◆ THE PROBLEM ◆
Search the material for "from" and show all lines that contain it.

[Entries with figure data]

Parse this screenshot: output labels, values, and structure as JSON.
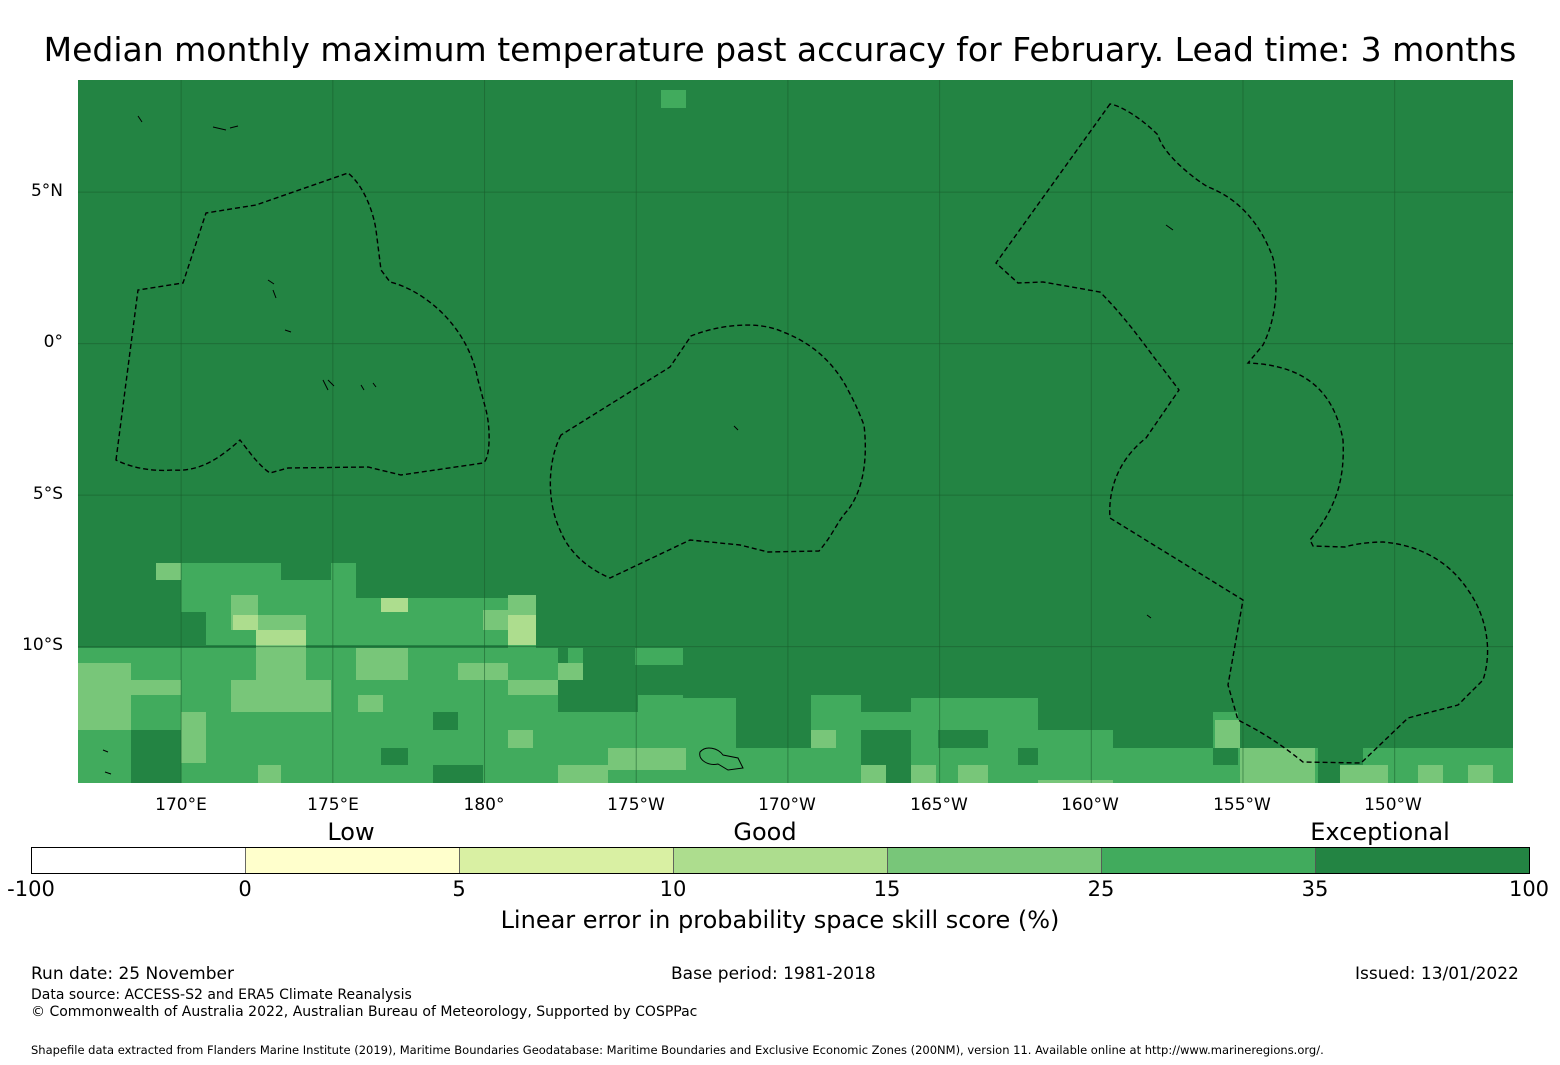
{
  "title": "Median monthly maximum temperature past accuracy for February. Lead time: 3 months",
  "map": {
    "lon_range": [
      166.6,
      213.9
    ],
    "lat_range": [
      -14.5,
      8.7
    ],
    "lat_ticks": [
      {
        "lat": 5,
        "label": "5°N"
      },
      {
        "lat": 0,
        "label": "0°"
      },
      {
        "lat": -5,
        "label": "5°S"
      },
      {
        "lat": -10,
        "label": "10°S"
      }
    ],
    "lon_ticks": [
      {
        "lon": 170,
        "label": "170°E"
      },
      {
        "lon": 175,
        "label": "175°E"
      },
      {
        "lon": 180,
        "label": "180°"
      },
      {
        "lon": 185,
        "label": "175°W"
      },
      {
        "lon": 190,
        "label": "170°W"
      },
      {
        "lon": 195,
        "label": "165°W"
      },
      {
        "lon": 200,
        "label": "160°W"
      },
      {
        "lon": 205,
        "label": "155°W"
      },
      {
        "lon": 210,
        "label": "150°W"
      }
    ]
  },
  "colorbar": {
    "categories": [
      {
        "label": "Low",
        "at": 5
      },
      {
        "label": "Good",
        "at": 15
      },
      {
        "label": "Exceptional",
        "at": 35
      }
    ],
    "bins": [
      {
        "from": -100,
        "to": 0,
        "color": "#ffffff"
      },
      {
        "from": 0,
        "to": 5,
        "color": "#ffffcc"
      },
      {
        "from": 5,
        "to": 10,
        "color": "#d9f0a3"
      },
      {
        "from": 10,
        "to": 15,
        "color": "#addd8e"
      },
      {
        "from": 15,
        "to": 25,
        "color": "#78c679"
      },
      {
        "from": 25,
        "to": 35,
        "color": "#41ab5d"
      },
      {
        "from": 35,
        "to": 100,
        "color": "#238443"
      }
    ],
    "tick_labels": [
      "-100",
      "0",
      "5",
      "10",
      "15",
      "25",
      "35",
      "100"
    ],
    "label": "Linear error in probability space skill score (%)"
  },
  "footer": {
    "run_date": "Run date: 25 November",
    "base_period": "Base period: 1981-2018",
    "issued": "Issued: 13/01/2022",
    "data_source": "Data source: ACCESS-S2 and ERA5 Climate Reanalysis",
    "copyright": "© Commonwealth of Australia 2022, Australian Bureau of Meteorology, Supported by COSPPac",
    "shapefile": "Shapefile data extracted from Flanders Marine Institute (2019), Maritime Boundaries Geodatabase: Maritime Boundaries and Exclusive Economic Zones (200NM), version 11. Available online at http://www.marineregions.org/."
  }
}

◆ RESPONSE ◆
        "from": -100,
        "from": 0,
        "from": 5,
        "from": 10,
        "from": 15,
        "from": 25,
        "from": 35,
    "shapefile": "Shapefile data extracted from Flanders Marine Institute (2019), Maritime Boundaries Geodatabase: Maritime Boundaries and Exclusive Economic Zones (200NM), version 11. Available online at http://www.marineregions.org/."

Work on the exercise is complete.